Leaving out the pictures, transcribe all of the records faithfully.
-- start of Recorded information --
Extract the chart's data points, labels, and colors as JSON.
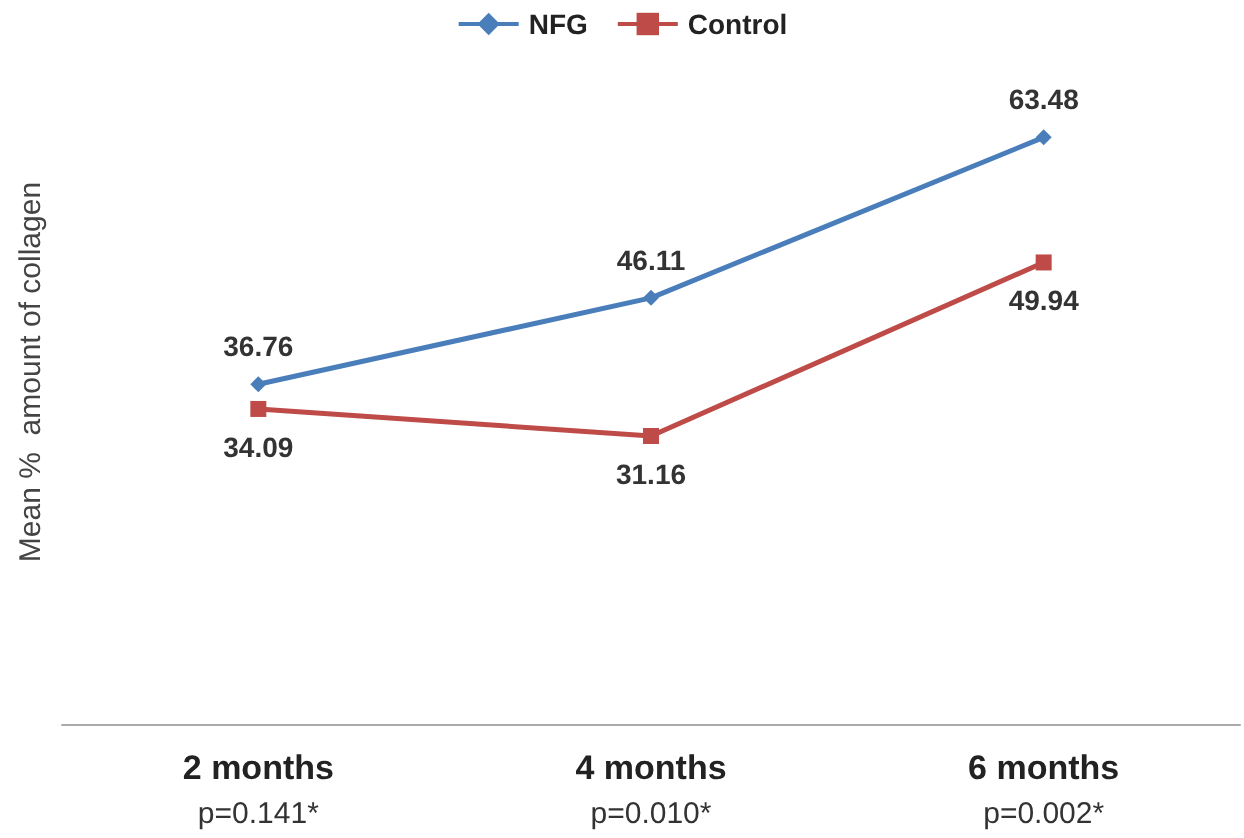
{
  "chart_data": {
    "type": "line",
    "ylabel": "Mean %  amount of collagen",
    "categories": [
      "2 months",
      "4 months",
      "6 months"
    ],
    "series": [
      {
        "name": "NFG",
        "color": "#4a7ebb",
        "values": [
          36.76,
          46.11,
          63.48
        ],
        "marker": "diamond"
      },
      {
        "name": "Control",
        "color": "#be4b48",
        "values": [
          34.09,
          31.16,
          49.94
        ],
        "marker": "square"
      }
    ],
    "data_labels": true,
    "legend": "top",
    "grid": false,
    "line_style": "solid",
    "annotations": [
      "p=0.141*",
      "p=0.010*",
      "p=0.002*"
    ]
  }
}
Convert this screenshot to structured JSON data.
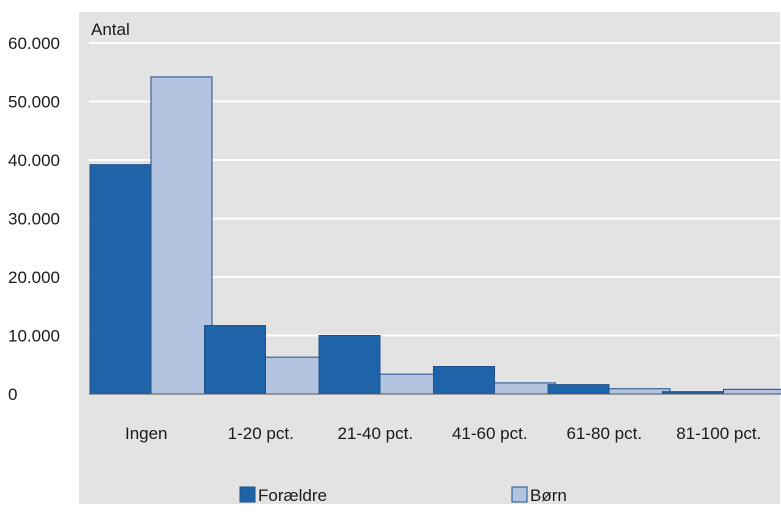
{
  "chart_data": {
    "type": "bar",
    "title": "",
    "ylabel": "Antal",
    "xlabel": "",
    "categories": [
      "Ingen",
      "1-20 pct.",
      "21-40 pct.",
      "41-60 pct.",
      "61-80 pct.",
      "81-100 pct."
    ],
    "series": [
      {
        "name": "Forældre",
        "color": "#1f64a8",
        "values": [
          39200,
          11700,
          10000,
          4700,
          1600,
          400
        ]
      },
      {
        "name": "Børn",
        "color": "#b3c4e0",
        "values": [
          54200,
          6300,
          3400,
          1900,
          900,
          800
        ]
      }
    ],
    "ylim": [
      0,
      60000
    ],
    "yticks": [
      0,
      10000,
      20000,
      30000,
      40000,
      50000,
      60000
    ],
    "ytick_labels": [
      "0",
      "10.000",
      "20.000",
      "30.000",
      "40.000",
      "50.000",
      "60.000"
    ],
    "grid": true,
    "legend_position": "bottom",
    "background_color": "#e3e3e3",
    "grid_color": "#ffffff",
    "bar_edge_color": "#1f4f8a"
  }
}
-- end of Recorded information --
Exercise response:
Extract the chart's data points, labels, and colors as JSON.
{
  "chart_data": {
    "type": "line",
    "ylabel": "Mean %  amount of collagen",
    "categories": [
      "2 months",
      "4 months",
      "6 months"
    ],
    "series": [
      {
        "name": "NFG",
        "color": "#4a7ebb",
        "values": [
          36.76,
          46.11,
          63.48
        ],
        "marker": "diamond"
      },
      {
        "name": "Control",
        "color": "#be4b48",
        "values": [
          34.09,
          31.16,
          49.94
        ],
        "marker": "square"
      }
    ],
    "data_labels": true,
    "legend": "top",
    "grid": false,
    "line_style": "solid",
    "annotations": [
      "p=0.141*",
      "p=0.010*",
      "p=0.002*"
    ]
  }
}
Convert this screenshot to structured JSON data.
{
  "chart_data": {
    "type": "bar",
    "title": "",
    "ylabel": "Antal",
    "xlabel": "",
    "categories": [
      "Ingen",
      "1-20 pct.",
      "21-40 pct.",
      "41-60 pct.",
      "61-80 pct.",
      "81-100 pct."
    ],
    "series": [
      {
        "name": "Forældre",
        "color": "#1f64a8",
        "values": [
          39200,
          11700,
          10000,
          4700,
          1600,
          400
        ]
      },
      {
        "name": "Børn",
        "color": "#b3c4e0",
        "values": [
          54200,
          6300,
          3400,
          1900,
          900,
          800
        ]
      }
    ],
    "ylim": [
      0,
      60000
    ],
    "yticks": [
      0,
      10000,
      20000,
      30000,
      40000,
      50000,
      60000
    ],
    "ytick_labels": [
      "0",
      "10.000",
      "20.000",
      "30.000",
      "40.000",
      "50.000",
      "60.000"
    ],
    "grid": true,
    "legend_position": "bottom",
    "background_color": "#e3e3e3",
    "grid_color": "#ffffff",
    "bar_edge_color": "#1f4f8a"
  }
}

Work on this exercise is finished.